» Given problem
Please transcribe part of the call for papers word for word, beginning at the words "2018 American Association" and stopping after "University, Long Beach)".

» Quoted passage
----

Please consider the following Call For Papers for the 2018 AAG Meeting in
New Orleans.


(Apologies for cross-posting)


*CALL FOR PAPERS*

2018 American Association of Geographers

April 10-14, 2018

New Orleans, LA


*Digital Natures: Critical Practices of Environmental Modeling in the Age
of Big Data*


*Session Organizers: *Eric Nost (University of Wisconsin) & Lily
House-Peters (California State University, Long Beach)


*Session Sponsorship: *Digital Geography Specialty Group (DGSG), Cultural
and Political Ecology (CAPE) Specialty Group


Aiming to confront coastal wetlands loss, Louisiana’s 2017 Coastal Master
Plan presents an explicitly data-driven and model-based framework to guide
future environmental decision-making, taking advantage of big environmental
data sets and tools powerful enough to mine and process them. Louisiana’s
Master Plan is hardly unique in this regard; in fact, it is emblematic of a
growing trend. The proliferation of big environmental data and powerful
modeling tools is rapidly rescripting how we understand and govern
environments, and may be casting environmental data itself as a (new)
resource. In this session, we explore what such “data-driven” governance
and environmental data as resource mean for environments and their
inhabitants around the world. We are especially interested in understanding
the practices by which actors make data available to “drive” governance.


Associated with the rise of big data is the birth new discourses: “data as
the new oil”, data as a hoard, data as a resource to be “mined” (e.g.
Toonders 2014). Increasingly, data managers believe there is value in data
just waiting to be realized, like oil waiting in the ground, ready to be
extracted, refined, transported, and consumed to realize its value. But as
(resource) geographers and political ecologists have long shown, resources
become useful only in relation to what they are asked to do and the
practices that make them legible within particular governance regimes. This
implies actors must work with the data, and this is no more evident than in
environmental modeling. On the one hand, big data discourse disavows
modeling when it emphasizes automaticity, unsupervised algorithms and
machine learning, and the “end of theory.” On the other hand, modeling -
practiced with people - is fundamental to producing and making sense of
data in the first place.

----

Annotated element entries:
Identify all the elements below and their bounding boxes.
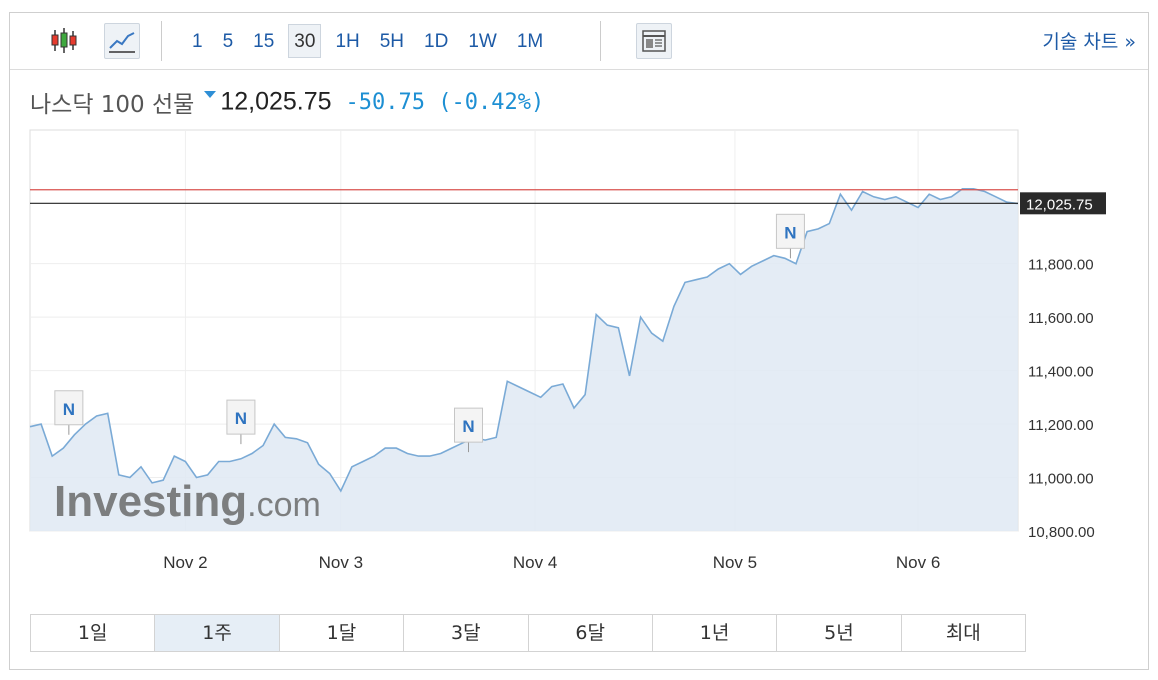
toolbar-separator xyxy=(600,21,601,61)
quote-header: 나스닥 100 선물 12,025.75 -50.75 (-0.42%) xyxy=(30,85,545,119)
range-1-year[interactable]: 1년 xyxy=(653,615,778,651)
range-5-years[interactable]: 5년 xyxy=(777,615,902,651)
price-change: -50.75 (-0.42%) xyxy=(346,90,545,115)
news-marker-label: N xyxy=(462,417,474,436)
range-6-months[interactable]: 6달 xyxy=(529,615,653,651)
y-tick-label: 11,600.00 xyxy=(1028,310,1094,327)
x-tick-label: Nov 3 xyxy=(319,553,363,572)
range-1-day[interactable]: 1일 xyxy=(31,615,156,651)
news-marker-label: N xyxy=(784,223,796,242)
x-tick-label: Nov 6 xyxy=(896,553,940,572)
down-arrow-icon xyxy=(204,91,217,98)
change-value: -50.75 xyxy=(345,89,426,115)
last-price-tag xyxy=(1020,192,1106,215)
last-price-tag-label: 12,025.75 xyxy=(1026,196,1093,213)
range-1-month[interactable]: 1달 xyxy=(280,615,405,651)
range-selector: 1일 1주 1달 3달 6달 1년 5년 최대 xyxy=(30,614,1026,652)
x-tick-label: Nov 5 xyxy=(713,553,757,572)
chart-toolbar: 1 5 15 30 1H 5H 1D 1W 1M 기술 차트 » xyxy=(10,13,1148,70)
interval-5[interactable]: 5 xyxy=(222,31,234,52)
y-tick-label: 10,800.00 xyxy=(1028,524,1095,541)
news-marker xyxy=(453,407,483,443)
technical-chart-link[interactable]: 기술 차트 » xyxy=(1042,31,1136,53)
interval-1w[interactable]: 1W xyxy=(468,31,497,52)
interval-1m[interactable]: 1M xyxy=(516,31,544,52)
interval-selector: 1 5 15 30 1H 5H 1D 1W 1M xyxy=(186,24,557,58)
range-1-week[interactable]: 1주 xyxy=(155,615,280,651)
last-price: 12,025.75 xyxy=(220,87,332,116)
toolbar-separator xyxy=(161,21,162,61)
candlestick-icon[interactable] xyxy=(46,23,82,59)
news-marker xyxy=(54,390,84,426)
y-tick-label: 11,800.00 xyxy=(1028,257,1094,274)
layout-icon[interactable] xyxy=(636,23,672,59)
y-tick-label: 11,400.00 xyxy=(1028,364,1094,381)
x-tick-label: Nov 4 xyxy=(513,553,557,572)
investing-watermark: Investing.com xyxy=(54,477,321,526)
x-tick-label: Nov 2 xyxy=(163,553,207,572)
news-marker-label: N xyxy=(63,400,75,419)
range-max[interactable]: 최대 xyxy=(945,622,981,644)
change-percent: (-0.42%) xyxy=(438,89,545,115)
interval-1[interactable]: 1 xyxy=(192,31,203,52)
price-chart[interactable]: 10,800.00 11,000.00 11,200.00 11,400.00 11,6… xyxy=(10,13,1148,603)
interval-1d[interactable]: 1D xyxy=(424,31,449,52)
interval-5h[interactable]: 5H xyxy=(379,31,405,52)
y-tick-label: 11,000.00 xyxy=(1028,471,1094,488)
news-marker xyxy=(775,213,805,249)
interval-15[interactable]: 15 xyxy=(253,31,275,52)
chart-widget: 1 5 15 30 1H 5H 1D 1W 1M 기술 차트 » 나스닥 100 선물 12,02… xyxy=(9,12,1149,670)
line-chart-icon[interactable] xyxy=(104,23,140,59)
range-3-months[interactable]: 3달 xyxy=(404,615,529,651)
price-area xyxy=(30,188,1018,532)
y-tick-label: 11,200.00 xyxy=(1028,417,1094,434)
news-marker xyxy=(226,399,256,435)
news-marker-label: N xyxy=(235,409,247,428)
interval-1h[interactable]: 1H xyxy=(335,31,360,52)
price-line xyxy=(29,188,1019,493)
interval-30[interactable]: 30 xyxy=(288,24,322,58)
instrument-name: 나스닥 100 선물 xyxy=(30,92,195,118)
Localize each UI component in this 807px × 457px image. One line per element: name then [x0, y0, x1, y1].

----

» Solution below
2018 American Association of Geographers

April 10-14, 2018

New Orleans, LA


*Digital Natures: Critical Practices of Environmental Modeling in the Age
of Big Data*


*Session Organizers: *Eric Nost (University of Wisconsin) & Lily
House-Peters (California State University, Long Beach)